Work instructions »
Copy out every record below exactly as written, but leave out any pictures.

======== Provided data ========

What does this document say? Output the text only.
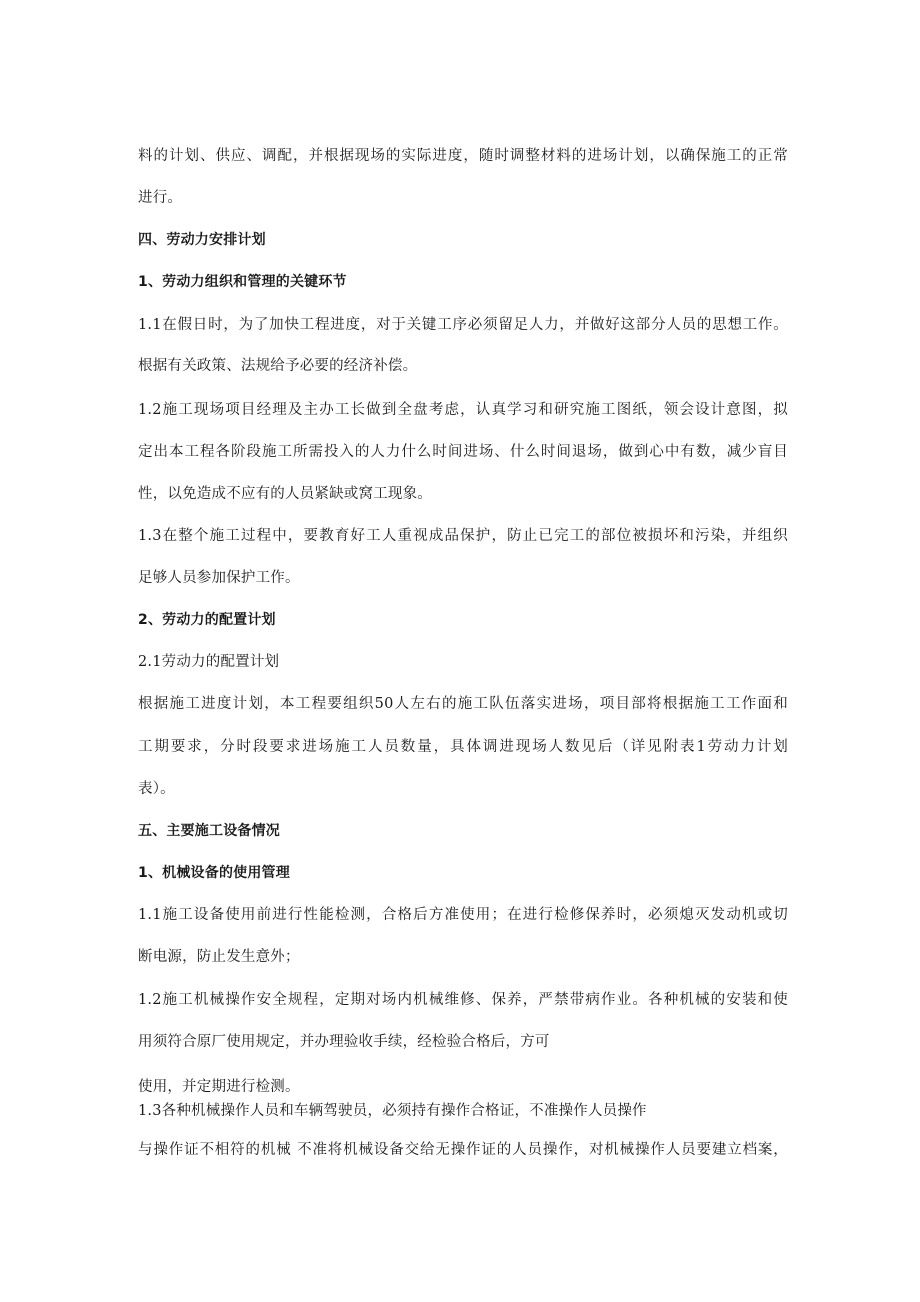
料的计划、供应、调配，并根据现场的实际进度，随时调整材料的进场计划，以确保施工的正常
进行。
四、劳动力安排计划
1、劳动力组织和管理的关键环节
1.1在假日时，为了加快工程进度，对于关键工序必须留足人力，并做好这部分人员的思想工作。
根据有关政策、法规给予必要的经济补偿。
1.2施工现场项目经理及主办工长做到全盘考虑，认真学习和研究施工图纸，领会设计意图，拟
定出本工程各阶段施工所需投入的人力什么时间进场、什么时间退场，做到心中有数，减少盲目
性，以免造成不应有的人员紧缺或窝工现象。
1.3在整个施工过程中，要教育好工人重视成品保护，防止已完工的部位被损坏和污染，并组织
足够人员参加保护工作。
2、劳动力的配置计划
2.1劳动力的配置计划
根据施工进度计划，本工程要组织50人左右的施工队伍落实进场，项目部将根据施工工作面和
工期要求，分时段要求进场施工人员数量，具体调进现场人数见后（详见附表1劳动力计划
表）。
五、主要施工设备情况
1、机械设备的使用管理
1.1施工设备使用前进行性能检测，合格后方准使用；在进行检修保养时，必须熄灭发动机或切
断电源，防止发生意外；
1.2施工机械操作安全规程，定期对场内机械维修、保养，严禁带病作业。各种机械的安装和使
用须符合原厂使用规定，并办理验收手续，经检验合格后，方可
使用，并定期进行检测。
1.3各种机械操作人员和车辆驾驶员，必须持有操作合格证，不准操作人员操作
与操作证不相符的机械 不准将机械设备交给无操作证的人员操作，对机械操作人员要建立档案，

========

Response to this exercise »
What does this document say? Output the text only.
料的计划、供应、调配，并根据现场的实际进度，随时调整材料的进场计划，以确保施工的正常
进行。
四、劳动力安排计划
1、劳动力组织和管理的关键环节
1.1在假日时，为了加快工程进度，对于关键工序必须留足人力，并做好这部分人员的思想工作。
根据有关政策、法规给予必要的经济补偿。
1.2施工现场项目经理及主办工长做到全盘考虑，认真学习和研究施工图纸，领会设计意图，拟
定出本工程各阶段施工所需投入的人力什么时间进场、什么时间退场，做到心中有数，减少盲目
性，以免造成不应有的人员紧缺或窝工现象。
1.3在整个施工过程中，要教育好工人重视成品保护，防止已完工的部位被损坏和污染，并组织
足够人员参加保护工作。
2、劳动力的配置计划
2.1劳动力的配置计划
根据施工进度计划，本工程要组织50人左右的施工队伍落实进场，项目部将根据施工工作面和
工期要求，分时段要求进场施工人员数量，具体调进现场人数见后（详见附表1劳动力计划
表）。
五、主要施工设备情况
1、机械设备的使用管理
1.1施工设备使用前进行性能检测，合格后方准使用；在进行检修保养时，必须熄灭发动机或切
断电源，防止发生意外；
1.2施工机械操作安全规程，定期对场内机械维修、保养，严禁带病作业。各种机械的安装和使
用须符合原厂使用规定，并办理验收手续，经检验合格后，方可
使用，并定期进行检测。
1.3各种机械操作人员和车辆驾驶员，必须持有操作合格证，不准操作人员操作
与操作证不相符的机械 不准将机械设备交给无操作证的人员操作，对机械操作人员要建立档案，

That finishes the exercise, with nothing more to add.